start Provided records

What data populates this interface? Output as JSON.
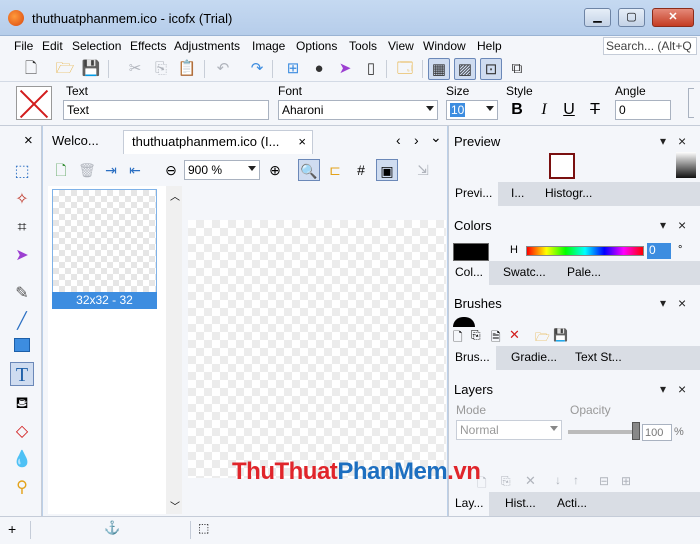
{
  "window": {
    "title": "thuthuatphanmem.ico - icofx (Trial)"
  },
  "menu": [
    "File",
    "Edit",
    "Selection",
    "Effects",
    "Adjustments",
    "Image",
    "Options",
    "Tools",
    "View",
    "Window",
    "Help"
  ],
  "search": {
    "value": "Search... (Alt+Q"
  },
  "options": {
    "text_label": "Text",
    "text_value": "Text",
    "font_label": "Font",
    "font_value": "Aharoni",
    "size_label": "Size",
    "size_value": "10",
    "style_label": "Style",
    "bold": "B",
    "italic": "I",
    "underline": "U",
    "strike": "T",
    "angle_label": "Angle",
    "angle_value": "0"
  },
  "doc_tabs": {
    "close": "×",
    "welcome": "Welco...",
    "doc": "thuthuatphanmem.ico (I...",
    "nav_left": "‹",
    "nav_right": "›",
    "nav_menu": "⌄"
  },
  "doc_toolbar": {
    "zoom": "900 %"
  },
  "thumb": {
    "label": "32x32 - 32"
  },
  "panels": {
    "preview": {
      "title": "Preview",
      "tabs": [
        "Previ...",
        "I...",
        "Histogr..."
      ]
    },
    "colors": {
      "title": "Colors",
      "channel": "H",
      "value": "0",
      "unit": "°",
      "tabs": [
        "Col...",
        "Swatc...",
        "Pale..."
      ]
    },
    "brushes": {
      "title": "Brushes",
      "tabs": [
        "Brus...",
        "Gradie...",
        "Text St..."
      ]
    },
    "layers": {
      "title": "Layers",
      "mode_label": "Mode",
      "mode_value": "Normal",
      "opacity_label": "Opacity",
      "opacity_value": "100",
      "opacity_unit": "%",
      "tabs": [
        "Lay...",
        "Hist...",
        "Acti..."
      ]
    }
  },
  "panel_controls": {
    "menu": "▾",
    "close": "×"
  },
  "watermark": {
    "part1": "ThuThuat",
    "part2": "PhanMem",
    "part3": ".vn"
  },
  "colors_theme": {
    "accent": "#3d8de0",
    "watermark_red": "#e0252b",
    "watermark_blue": "#1d6fc0"
  }
}
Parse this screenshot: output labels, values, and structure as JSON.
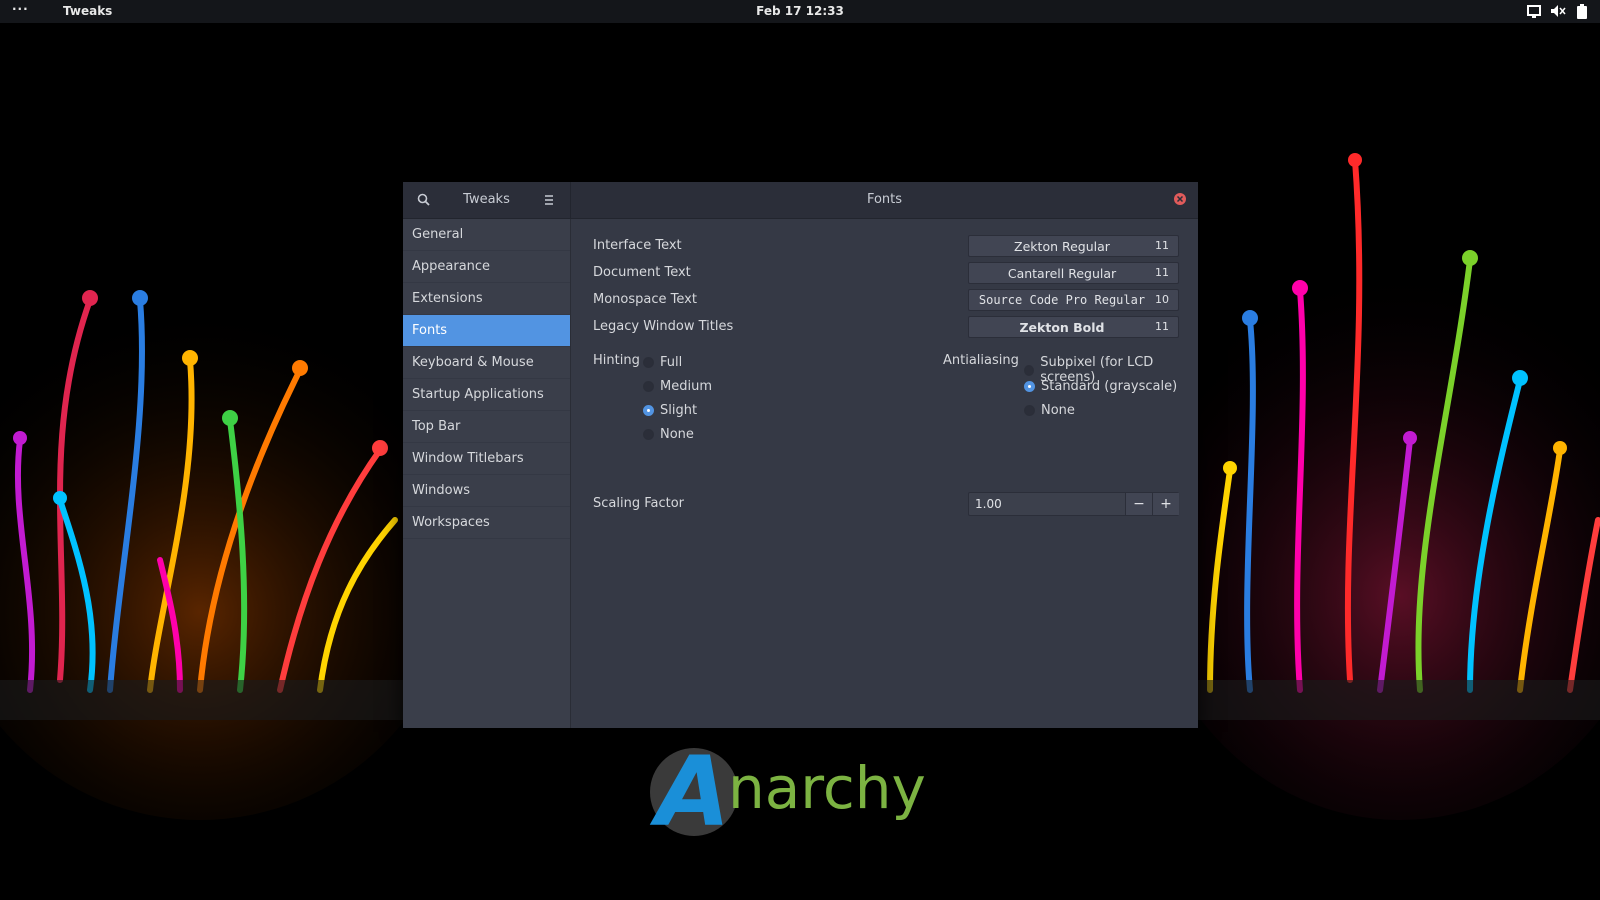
{
  "topbar": {
    "activities": "···",
    "app_name": "Tweaks",
    "datetime": "Feb 17  12:33"
  },
  "window": {
    "sidebar_title": "Tweaks",
    "panel_title": "Fonts"
  },
  "sidebar": {
    "items": [
      {
        "label": "General"
      },
      {
        "label": "Appearance"
      },
      {
        "label": "Extensions"
      },
      {
        "label": "Fonts"
      },
      {
        "label": "Keyboard & Mouse"
      },
      {
        "label": "Startup Applications"
      },
      {
        "label": "Top Bar"
      },
      {
        "label": "Window Titlebars"
      },
      {
        "label": "Windows"
      },
      {
        "label": "Workspaces"
      }
    ],
    "selected": "Fonts"
  },
  "fonts": {
    "interface": {
      "label": "Interface Text",
      "font": "Zekton Regular",
      "size": "11"
    },
    "document": {
      "label": "Document Text",
      "font": "Cantarell Regular",
      "size": "11"
    },
    "monospace": {
      "label": "Monospace Text",
      "font": "Source Code Pro Regular",
      "size": "10"
    },
    "legacy": {
      "label": "Legacy Window Titles",
      "font": "Zekton Bold",
      "size": "11"
    }
  },
  "hinting": {
    "label": "Hinting",
    "options": [
      "Full",
      "Medium",
      "Slight",
      "None"
    ],
    "selected": "Slight"
  },
  "antialiasing": {
    "label": "Antialiasing",
    "options": [
      "Subpixel (for LCD screens)",
      "Standard (grayscale)",
      "None"
    ],
    "selected": "Standard (grayscale)"
  },
  "scaling": {
    "label": "Scaling Factor",
    "value": "1.00",
    "minus": "−",
    "plus": "+"
  },
  "logo": {
    "prefix": "A",
    "suffix": "narchy"
  },
  "colors": {
    "accent": "#5294e2",
    "window_bg": "#353945",
    "sidebar_bg": "#3a3e4a",
    "headerbar_bg": "#2b2e39",
    "close": "#e15b5b",
    "logo_blue": "#1a8fd8",
    "logo_green": "#7cb342"
  }
}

end Provided records

■ **Task directions**
Repeat the entries exactly. Pictures are excluded from the copy.

■ **Solution**
What data populates this interface? Output as JSON.
{
  "window": {
    "title": "thuthuatphanmem.ico - icofx (Trial)"
  },
  "menu": [
    "File",
    "Edit",
    "Selection",
    "Effects",
    "Adjustments",
    "Image",
    "Options",
    "Tools",
    "View",
    "Window",
    "Help"
  ],
  "search": {
    "value": "Search... (Alt+Q"
  },
  "options": {
    "text_label": "Text",
    "text_value": "Text",
    "font_label": "Font",
    "font_value": "Aharoni",
    "size_label": "Size",
    "size_value": "10",
    "style_label": "Style",
    "bold": "B",
    "italic": "I",
    "underline": "U",
    "strike": "T",
    "angle_label": "Angle",
    "angle_value": "0"
  },
  "doc_tabs": {
    "close": "×",
    "welcome": "Welco...",
    "doc": "thuthuatphanmem.ico (I...",
    "nav_left": "‹",
    "nav_right": "›",
    "nav_menu": "⌄"
  },
  "doc_toolbar": {
    "zoom": "900 %"
  },
  "thumb": {
    "label": "32x32 - 32"
  },
  "panels": {
    "preview": {
      "title": "Preview",
      "tabs": [
        "Previ...",
        "I...",
        "Histogr..."
      ]
    },
    "colors": {
      "title": "Colors",
      "channel": "H",
      "value": "0",
      "unit": "°",
      "tabs": [
        "Col...",
        "Swatc...",
        "Pale..."
      ]
    },
    "brushes": {
      "title": "Brushes",
      "tabs": [
        "Brus...",
        "Gradie...",
        "Text St..."
      ]
    },
    "layers": {
      "title": "Layers",
      "mode_label": "Mode",
      "mode_value": "Normal",
      "opacity_label": "Opacity",
      "opacity_value": "100",
      "opacity_unit": "%",
      "tabs": [
        "Lay...",
        "Hist...",
        "Acti..."
      ]
    }
  },
  "panel_controls": {
    "menu": "▾",
    "close": "×"
  },
  "watermark": {
    "part1": "ThuThuat",
    "part2": "PhanMem",
    "part3": ".vn"
  },
  "colors_theme": {
    "accent": "#3d8de0",
    "watermark_red": "#e0252b",
    "watermark_blue": "#1d6fc0"
  }
}
Parse this screenshot: output labels, values, and structure as JSON.
{
  "topbar": {
    "activities": "···",
    "app_name": "Tweaks",
    "datetime": "Feb 17  12:33"
  },
  "window": {
    "sidebar_title": "Tweaks",
    "panel_title": "Fonts"
  },
  "sidebar": {
    "items": [
      {
        "label": "General"
      },
      {
        "label": "Appearance"
      },
      {
        "label": "Extensions"
      },
      {
        "label": "Fonts"
      },
      {
        "label": "Keyboard & Mouse"
      },
      {
        "label": "Startup Applications"
      },
      {
        "label": "Top Bar"
      },
      {
        "label": "Window Titlebars"
      },
      {
        "label": "Windows"
      },
      {
        "label": "Workspaces"
      }
    ],
    "selected": "Fonts"
  },
  "fonts": {
    "interface": {
      "label": "Interface Text",
      "font": "Zekton Regular",
      "size": "11"
    },
    "document": {
      "label": "Document Text",
      "font": "Cantarell Regular",
      "size": "11"
    },
    "monospace": {
      "label": "Monospace Text",
      "font": "Source Code Pro Regular",
      "size": "10"
    },
    "legacy": {
      "label": "Legacy Window Titles",
      "font": "Zekton Bold",
      "size": "11"
    }
  },
  "hinting": {
    "label": "Hinting",
    "options": [
      "Full",
      "Medium",
      "Slight",
      "None"
    ],
    "selected": "Slight"
  },
  "antialiasing": {
    "label": "Antialiasing",
    "options": [
      "Subpixel (for LCD screens)",
      "Standard (grayscale)",
      "None"
    ],
    "selected": "Standard (grayscale)"
  },
  "scaling": {
    "label": "Scaling Factor",
    "value": "1.00",
    "minus": "−",
    "plus": "+"
  },
  "logo": {
    "prefix": "A",
    "suffix": "narchy"
  },
  "colors": {
    "accent": "#5294e2",
    "window_bg": "#353945",
    "sidebar_bg": "#3a3e4a",
    "headerbar_bg": "#2b2e39",
    "close": "#e15b5b",
    "logo_blue": "#1a8fd8",
    "logo_green": "#7cb342"
  }
}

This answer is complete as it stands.